• [What you should do]:
Set down all of the data exactly as it appears.

• [Records to process]:
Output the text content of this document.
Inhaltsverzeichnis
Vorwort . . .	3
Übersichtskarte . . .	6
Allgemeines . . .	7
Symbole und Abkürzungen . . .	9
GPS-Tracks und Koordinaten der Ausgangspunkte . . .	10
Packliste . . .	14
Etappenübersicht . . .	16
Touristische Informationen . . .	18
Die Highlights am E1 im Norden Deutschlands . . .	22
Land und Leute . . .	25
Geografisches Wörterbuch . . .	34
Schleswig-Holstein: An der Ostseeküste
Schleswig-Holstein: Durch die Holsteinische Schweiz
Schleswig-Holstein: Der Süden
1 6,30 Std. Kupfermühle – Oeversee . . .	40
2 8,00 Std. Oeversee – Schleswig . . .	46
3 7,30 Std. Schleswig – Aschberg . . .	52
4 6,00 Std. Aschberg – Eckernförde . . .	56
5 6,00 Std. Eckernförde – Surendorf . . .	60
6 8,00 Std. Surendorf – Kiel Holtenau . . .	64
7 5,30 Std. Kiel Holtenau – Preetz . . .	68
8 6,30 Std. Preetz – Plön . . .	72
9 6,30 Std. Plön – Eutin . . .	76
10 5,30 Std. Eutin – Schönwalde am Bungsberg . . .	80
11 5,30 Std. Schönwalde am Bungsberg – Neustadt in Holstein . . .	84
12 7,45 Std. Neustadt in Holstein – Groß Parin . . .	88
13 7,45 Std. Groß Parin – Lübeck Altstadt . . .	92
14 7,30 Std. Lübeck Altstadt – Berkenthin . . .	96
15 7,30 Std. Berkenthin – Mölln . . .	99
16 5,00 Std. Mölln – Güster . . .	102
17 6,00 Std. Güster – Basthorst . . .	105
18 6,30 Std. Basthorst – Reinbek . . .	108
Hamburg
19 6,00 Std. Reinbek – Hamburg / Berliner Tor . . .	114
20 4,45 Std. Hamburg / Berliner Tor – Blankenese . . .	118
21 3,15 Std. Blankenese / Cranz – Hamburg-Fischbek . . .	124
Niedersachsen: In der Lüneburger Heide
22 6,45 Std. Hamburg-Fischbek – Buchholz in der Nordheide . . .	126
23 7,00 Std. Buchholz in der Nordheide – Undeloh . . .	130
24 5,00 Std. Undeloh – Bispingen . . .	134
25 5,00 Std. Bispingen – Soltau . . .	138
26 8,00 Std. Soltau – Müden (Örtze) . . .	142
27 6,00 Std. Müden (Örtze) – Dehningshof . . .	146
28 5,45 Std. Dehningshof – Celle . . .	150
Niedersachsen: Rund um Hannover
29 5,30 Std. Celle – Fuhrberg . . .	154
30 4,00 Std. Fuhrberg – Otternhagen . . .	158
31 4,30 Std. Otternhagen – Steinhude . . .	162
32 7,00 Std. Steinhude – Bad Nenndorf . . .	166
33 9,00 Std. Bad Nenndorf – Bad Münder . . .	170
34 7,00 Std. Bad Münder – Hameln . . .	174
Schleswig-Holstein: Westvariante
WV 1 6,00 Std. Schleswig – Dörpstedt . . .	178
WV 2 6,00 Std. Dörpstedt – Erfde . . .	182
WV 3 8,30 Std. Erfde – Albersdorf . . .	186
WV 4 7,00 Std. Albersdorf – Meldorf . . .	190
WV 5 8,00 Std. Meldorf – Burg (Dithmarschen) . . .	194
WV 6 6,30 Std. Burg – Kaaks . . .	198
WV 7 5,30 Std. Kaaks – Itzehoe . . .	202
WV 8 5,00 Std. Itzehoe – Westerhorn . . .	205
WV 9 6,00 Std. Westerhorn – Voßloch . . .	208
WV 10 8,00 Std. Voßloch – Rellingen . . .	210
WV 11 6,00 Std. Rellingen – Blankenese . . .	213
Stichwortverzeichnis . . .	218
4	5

• [Task answer]:
Output the text content of this document.
Inhaltsverzeichnis
Vorwort . . .	3
Übersichtskarte . . .	6
Allgemeines . . .	7
Symbole und Abkürzungen . . .	9
GPS-Tracks und Koordinaten der Ausgangspunkte . . .	10
Packliste . . .	14
Etappenübersicht . . .	16
Touristische Informationen . . .	18
Die Highlights am E1 im Norden Deutschlands . . .	22
Land und Leute . . .	25
Geografisches Wörterbuch . . .	34
Schleswig-Holstein: An der Ostseeküste
Schleswig-Holstein: Durch die Holsteinische Schweiz
Schleswig-Holstein: Der Süden
1 6,30 Std. Kupfermühle – Oeversee . . .	40
2 8,00 Std. Oeversee – Schleswig . . .	46
3 7,30 Std. Schleswig – Aschberg . . .	52
4 6,00 Std. Aschberg – Eckernförde . . .	56
5 6,00 Std. Eckernförde – Surendorf . . .	60
6 8,00 Std. Surendorf – Kiel Holtenau . . .	64
7 5,30 Std. Kiel Holtenau – Preetz . . .	68
8 6,30 Std. Preetz – Plön . . .	72
9 6,30 Std. Plön – Eutin . . .	76
10 5,30 Std. Eutin – Schönwalde am Bungsberg . . .	80
11 5,30 Std. Schönwalde am Bungsberg – Neustadt in Holstein . . .	84
12 7,45 Std. Neustadt in Holstein – Groß Parin . . .	88
13 7,45 Std. Groß Parin – Lübeck Altstadt . . .	92
14 7,30 Std. Lübeck Altstadt – Berkenthin . . .	96
15 7,30 Std. Berkenthin – Mölln . . .	99
16 5,00 Std. Mölln – Güster . . .	102
17 6,00 Std. Güster – Basthorst . . .	105
18 6,30 Std. Basthorst – Reinbek . . .	108
Hamburg
19 6,00 Std. Reinbek – Hamburg / Berliner Tor . . .	114
20 4,45 Std. Hamburg / Berliner Tor – Blankenese . . .	118
21 3,15 Std. Blankenese / Cranz – Hamburg-Fischbek . . .	124
Niedersachsen: In der Lüneburger Heide
22 6,45 Std. Hamburg-Fischbek – Buchholz in der Nordheide . . .	126
23 7,00 Std. Buchholz in der Nordheide – Undeloh . . .	130
24 5,00 Std. Undeloh – Bispingen . . .	134
25 5,00 Std. Bispingen – Soltau . . .	138
26 8,00 Std. Soltau – Müden (Örtze) . . .	142
27 6,00 Std. Müden (Örtze) – Dehningshof . . .	146
28 5,45 Std. Dehningshof – Celle . . .	150
Niedersachsen: Rund um Hannover
29 5,30 Std. Celle – Fuhrberg . . .	154
30 4,00 Std. Fuhrberg – Otternhagen . . .	158
31 4,30 Std. Otternhagen – Steinhude . . .	162
32 7,00 Std. Steinhude – Bad Nenndorf . . .	166
33 9,00 Std. Bad Nenndorf – Bad Münder . . .	170
34 7,00 Std. Bad Münder – Hameln . . .	174
Schleswig-Holstein: Westvariante
WV 1 6,00 Std. Schleswig – Dörpstedt . . .	178
WV 2 6,00 Std. Dörpstedt – Erfde . . .	182
WV 3 8,30 Std. Erfde – Albersdorf . . .	186
WV 4 7,00 Std. Albersdorf – Meldorf . . .	190
WV 5 8,00 Std. Meldorf – Burg (Dithmarschen) . . .	194
WV 6 6,30 Std. Burg – Kaaks . . .	198
WV 7 5,30 Std. Kaaks – Itzehoe . . .	202
WV 8 5,00 Std. Itzehoe – Westerhorn . . .	205
WV 9 6,00 Std. Westerhorn – Voßloch . . .	208
WV 10 8,00 Std. Voßloch – Rellingen . . .	210
WV 11 6,00 Std. Rellingen – Blankenese . . .	213
Stichwortverzeichnis . . .	218
4	5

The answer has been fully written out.